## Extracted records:

┄┄┄┄┄┄┄┄┄┄┄┄┄┄┄┄┄┄┄┄

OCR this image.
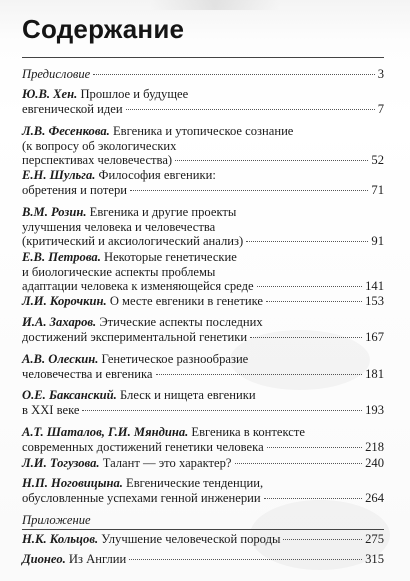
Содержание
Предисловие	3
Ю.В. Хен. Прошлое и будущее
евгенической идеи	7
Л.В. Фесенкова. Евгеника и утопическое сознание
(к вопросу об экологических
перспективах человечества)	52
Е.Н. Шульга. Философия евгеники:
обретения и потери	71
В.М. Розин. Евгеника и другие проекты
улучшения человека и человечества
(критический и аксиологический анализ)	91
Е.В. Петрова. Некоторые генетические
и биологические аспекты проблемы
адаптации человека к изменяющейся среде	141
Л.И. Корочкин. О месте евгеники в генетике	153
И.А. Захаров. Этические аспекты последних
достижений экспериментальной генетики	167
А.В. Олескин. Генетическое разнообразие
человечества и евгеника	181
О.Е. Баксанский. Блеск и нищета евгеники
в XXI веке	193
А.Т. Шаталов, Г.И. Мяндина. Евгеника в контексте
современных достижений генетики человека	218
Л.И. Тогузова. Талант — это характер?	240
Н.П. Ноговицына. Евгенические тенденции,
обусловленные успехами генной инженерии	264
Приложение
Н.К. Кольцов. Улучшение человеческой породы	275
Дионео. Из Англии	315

┄┄┄┄┄┄┄┄┄┄┄┄┄┄┄┄┄┄┄┄

## What to do:
Extract from the material all lines containing the string "человечества".

## Worked answer:
перспективах человечества)	52
улучшения человека и человечества
человечества и евгеника	181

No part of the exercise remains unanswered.